[INFORMATION SHOWN]
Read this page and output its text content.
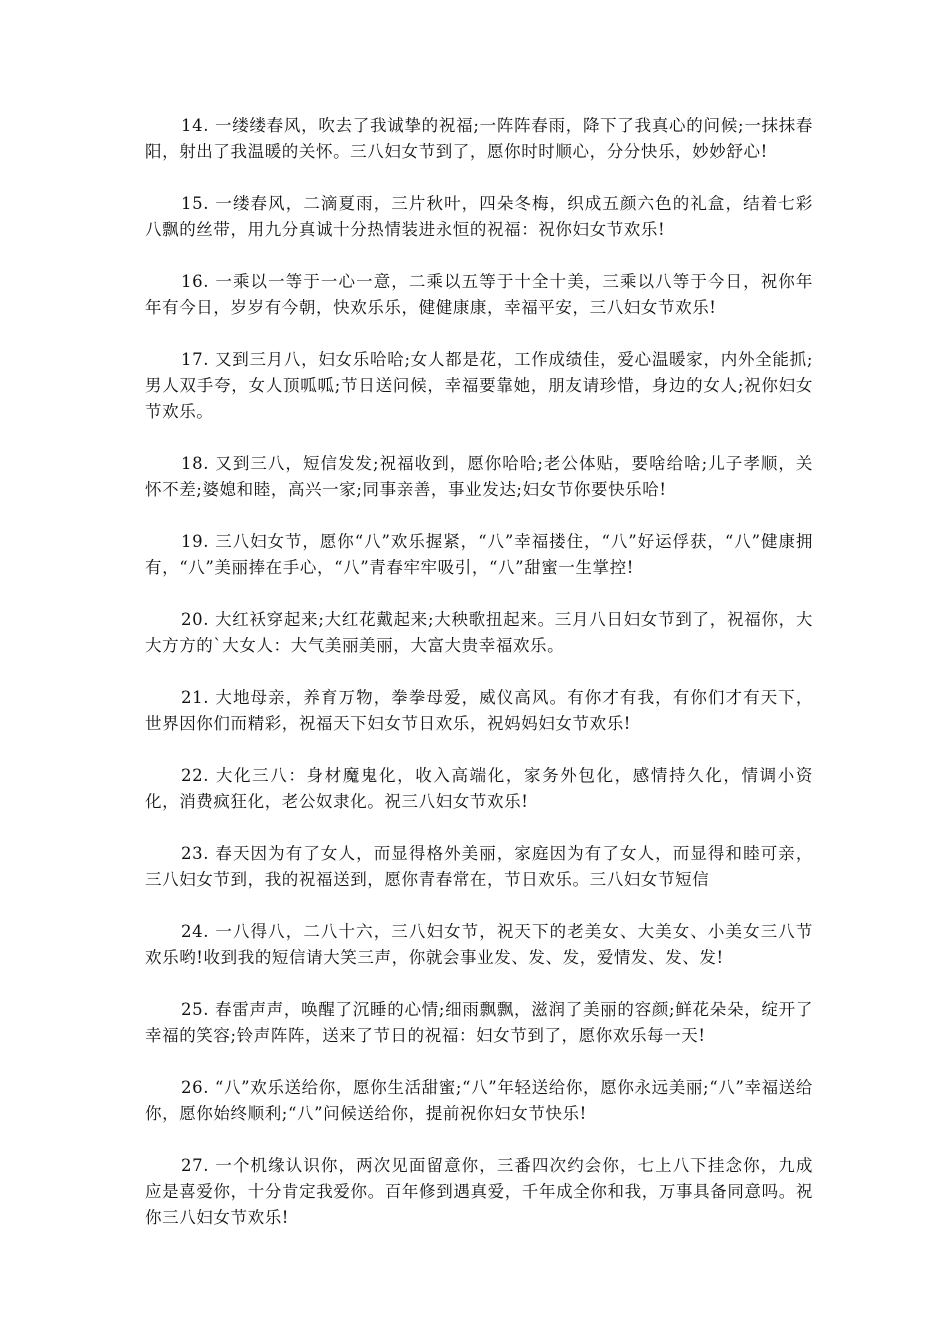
14. 一缕缕春风，吹去了我诚挚的祝福;一阵阵春雨，降下了我真心的问候;一抹抹春阳，射出了我温暖的关怀。三八妇女节到了，愿你时时顺心，分分快乐，妙妙舒心!

15. 一缕春风，二滴夏雨，三片秋叶，四朵冬梅，织成五颜六色的礼盒，结着七彩八飘的丝带，用九分真诚十分热情装进永恒的祝福：祝你妇女节欢乐!

16. 一乘以一等于一心一意，二乘以五等于十全十美，三乘以八等于今日，祝你年年有今日，岁岁有今朝，快欢乐乐，健健康康，幸福平安，三八妇女节欢乐!

17. 又到三月八，妇女乐哈哈;女人都是花，工作成绩佳，爱心温暖家，内外全能抓;男人双手夸，女人顶呱呱;节日送问候，幸福要靠她，朋友请珍惜，身边的女人;祝你妇女节欢乐。

18. 又到三八，短信发发;祝福收到，愿你哈哈;老公体贴，要啥给啥;儿子孝顺，关怀不差;婆媳和睦，高兴一家;同事亲善，事业发达;妇女节你要快乐哈!

19. 三八妇女节，愿你“八”欢乐握紧，“八”幸福搂住，“八”好运俘获，“八”健康拥有，“八”美丽捧在手心，“八”青春牢牢吸引，“八”甜蜜一生掌控!

20. 大红袄穿起来;大红花戴起来;大秧歌扭起来。三月八日妇女节到了，祝福你，大大方方的`大女人：大气美丽美丽，大富大贵幸福欢乐。

21. 大地母亲，养育万物，拳拳母爱，威仪高风。有你才有我，有你们才有天下，世界因你们而精彩，祝福天下妇女节日欢乐，祝妈妈妇女节欢乐!

22. 大化三八：身材魔鬼化，收入高端化，家务外包化，感情持久化，情调小资化，消费疯狂化，老公奴隶化。祝三八妇女节欢乐!

23. 春天因为有了女人，而显得格外美丽，家庭因为有了女人，而显得和睦可亲，三八妇女节到，我的祝福送到，愿你青春常在，节日欢乐。三八妇女节短信

24. 一八得八，二八十六，三八妇女节，祝天下的老美女、大美女、小美女三八节欢乐哟!收到我的短信请大笑三声，你就会事业发、发、发，爱情发、发、发!

25. 春雷声声，唤醒了沉睡的心情;细雨飘飘，滋润了美丽的容颜;鲜花朵朵，绽开了幸福的笑容;铃声阵阵，送来了节日的祝福：妇女节到了，愿你欢乐每一天!

26. “八”欢乐送给你，愿你生活甜蜜;“八”年轻送给你，愿你永远美丽;“八”幸福送给你，愿你始终顺利;“八”问候送给你，提前祝你妇女节快乐!

27. 一个机缘认识你，两次见面留意你，三番四次约会你，七上八下挂念你，九成应是喜爱你，十分肯定我爱你。百年修到遇真爱，千年成全你和我，万事具备同意吗。祝你三八妇女节欢乐!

[INSTRUCTIONS FOR THE TASK]
Set each line of the records down exactly, leaving every picture out.

[COMPLETED EXERCISE]
Read this page and output its text content.
14. 一缕缕春风，吹去了我诚挚的祝福;一阵阵春雨，降下了我真心的问候;一抹抹春阳，射出了我温暖的关怀。三八妇女节到了，愿你时时顺心，分分快乐，妙妙舒心!

15. 一缕春风，二滴夏雨，三片秋叶，四朵冬梅，织成五颜六色的礼盒，结着七彩八飘的丝带，用九分真诚十分热情装进永恒的祝福：祝你妇女节欢乐!

16. 一乘以一等于一心一意，二乘以五等于十全十美，三乘以八等于今日，祝你年年有今日，岁岁有今朝，快欢乐乐，健健康康，幸福平安，三八妇女节欢乐!

17. 又到三月八，妇女乐哈哈;女人都是花，工作成绩佳，爱心温暖家，内外全能抓;男人双手夸，女人顶呱呱;节日送问候，幸福要靠她，朋友请珍惜，身边的女人;祝你妇女节欢乐。

18. 又到三八，短信发发;祝福收到，愿你哈哈;老公体贴，要啥给啥;儿子孝顺，关怀不差;婆媳和睦，高兴一家;同事亲善，事业发达;妇女节你要快乐哈!

19. 三八妇女节，愿你“八”欢乐握紧，“八”幸福搂住，“八”好运俘获，“八”健康拥有，“八”美丽捧在手心，“八”青春牢牢吸引，“八”甜蜜一生掌控!

20. 大红袄穿起来;大红花戴起来;大秧歌扭起来。三月八日妇女节到了，祝福你，大大方方的`大女人：大气美丽美丽，大富大贵幸福欢乐。

21. 大地母亲，养育万物，拳拳母爱，威仪高风。有你才有我，有你们才有天下，世界因你们而精彩，祝福天下妇女节日欢乐，祝妈妈妇女节欢乐!

22. 大化三八：身材魔鬼化，收入高端化，家务外包化，感情持久化，情调小资化，消费疯狂化，老公奴隶化。祝三八妇女节欢乐!

23. 春天因为有了女人，而显得格外美丽，家庭因为有了女人，而显得和睦可亲，三八妇女节到，我的祝福送到，愿你青春常在，节日欢乐。三八妇女节短信

24. 一八得八，二八十六，三八妇女节，祝天下的老美女、大美女、小美女三八节欢乐哟!收到我的短信请大笑三声，你就会事业发、发、发，爱情发、发、发!

25. 春雷声声，唤醒了沉睡的心情;细雨飘飘，滋润了美丽的容颜;鲜花朵朵，绽开了幸福的笑容;铃声阵阵，送来了节日的祝福：妇女节到了，愿你欢乐每一天!

26. “八”欢乐送给你，愿你生活甜蜜;“八”年轻送给你，愿你永远美丽;“八”幸福送给你，愿你始终顺利;“八”问候送给你，提前祝你妇女节快乐!

27. 一个机缘认识你，两次见面留意你，三番四次约会你，七上八下挂念你，九成应是喜爱你，十分肯定我爱你。百年修到遇真爱，千年成全你和我，万事具备同意吗。祝你三八妇女节欢乐!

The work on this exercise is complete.